Given information =
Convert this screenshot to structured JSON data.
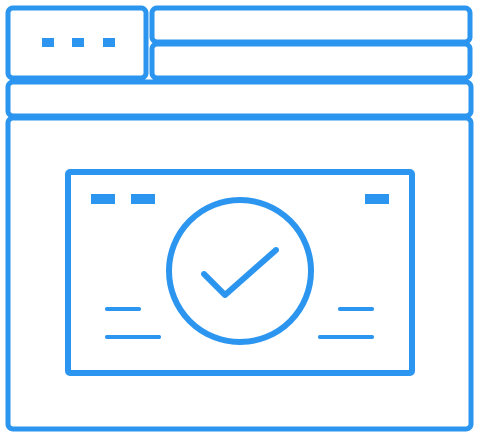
{
  "colors": {
    "stroke": "#2b95ef",
    "background": "#ffffff"
  },
  "icon": {
    "name": "browser-window-verified-card-icon",
    "parts": [
      "window-controls-icon",
      "address-bar",
      "toolbar-bar",
      "card",
      "checkmark-icon"
    ]
  }
}
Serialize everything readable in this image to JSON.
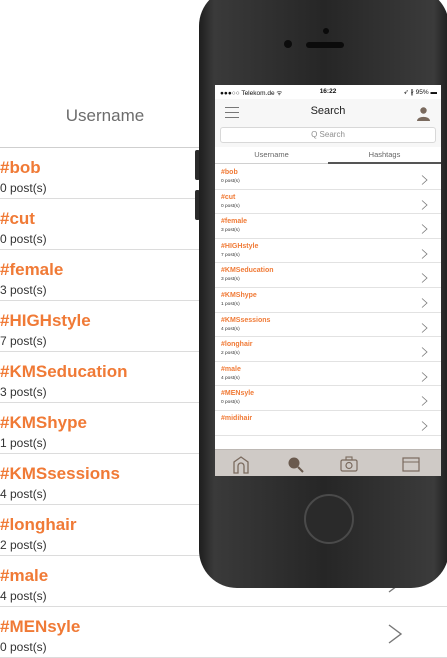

Objective = Restate the records word for word, omitting images.

Completed task =
Convert this screenshot to structured JSON data.
{
  "colors": {
    "stroke": "#2b95ef",
    "background": "#ffffff"
  },
  "icon": {
    "name": "browser-window-verified-card-icon",
    "parts": [
      "window-controls-icon",
      "address-bar",
      "toolbar-bar",
      "card",
      "checkmark-icon"
    ]
  }
}
Serialize everything readable in this image to JSON.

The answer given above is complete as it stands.